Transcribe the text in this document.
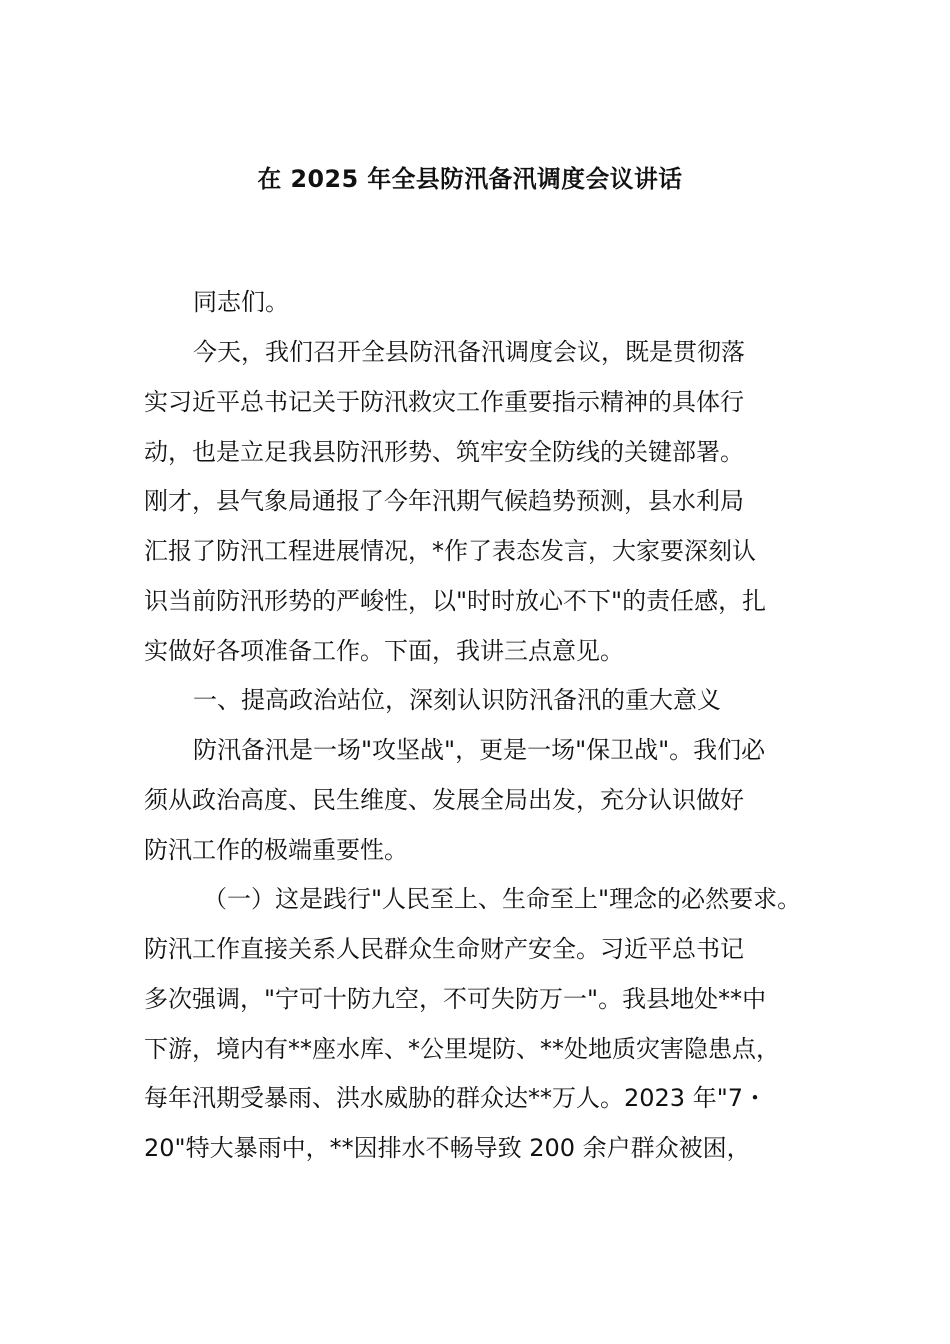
在 2025 年全县防汛备汛调度会议讲话
同志们。
今天，我们召开全县防汛备汛调度会议，既是贯彻落
实习近平总书记关于防汛救灾工作重要指示精神的具体行
动，也是立足我县防汛形势、筑牢安全防线的关键部署。
刚才，县气象局通报了今年汛期气候趋势预测，县水利局
汇报了防汛工程进展情况，*作了表态发言，大家要深刻认
识当前防汛形势的严峻性，以"时时放心不下"的责任感，扎
实做好各项准备工作。下面，我讲三点意见。
一、提高政治站位，深刻认识防汛备汛的重大意义
防汛备汛是一场"攻坚战"，更是一场"保卫战"。我们必
须从政治高度、民生维度、发展全局出发，充分认识做好
防汛工作的极端重要性。
（一）这是践行"人民至上、生命至上"理念的必然要求。
防汛工作直接关系人民群众生命财产安全。习近平总书记
多次强调，"宁可十防九空，不可失防万一"。我县地处**中
下游，境内有**座水库、*公里堤防、**处地质灾害隐患点，
每年汛期受暴雨、洪水威胁的群众达**万人。2023 年"7・
20"特大暴雨中，**因排水不畅导致 200 余户群众被困，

REQUIREMENT:
Return to the listing above and set it down exactly, leaving out its pictures.

OUTPUT FOR THIS EXERCISE:
Transcribe the text in this document.
在 2025 年全县防汛备汛调度会议讲话
同志们。
今天，我们召开全县防汛备汛调度会议，既是贯彻落
实习近平总书记关于防汛救灾工作重要指示精神的具体行
动，也是立足我县防汛形势、筑牢安全防线的关键部署。
刚才，县气象局通报了今年汛期气候趋势预测，县水利局
汇报了防汛工程进展情况，*作了表态发言，大家要深刻认
识当前防汛形势的严峻性，以"时时放心不下"的责任感，扎
实做好各项准备工作。下面，我讲三点意见。
一、提高政治站位，深刻认识防汛备汛的重大意义
防汛备汛是一场"攻坚战"，更是一场"保卫战"。我们必
须从政治高度、民生维度、发展全局出发，充分认识做好
防汛工作的极端重要性。
（一）这是践行"人民至上、生命至上"理念的必然要求。
防汛工作直接关系人民群众生命财产安全。习近平总书记
多次强调，"宁可十防九空，不可失防万一"。我县地处**中
下游，境内有**座水库、*公里堤防、**处地质灾害隐患点，
每年汛期受暴雨、洪水威胁的群众达**万人。2023 年"7・
20"特大暴雨中，**因排水不畅导致 200 余户群众被困，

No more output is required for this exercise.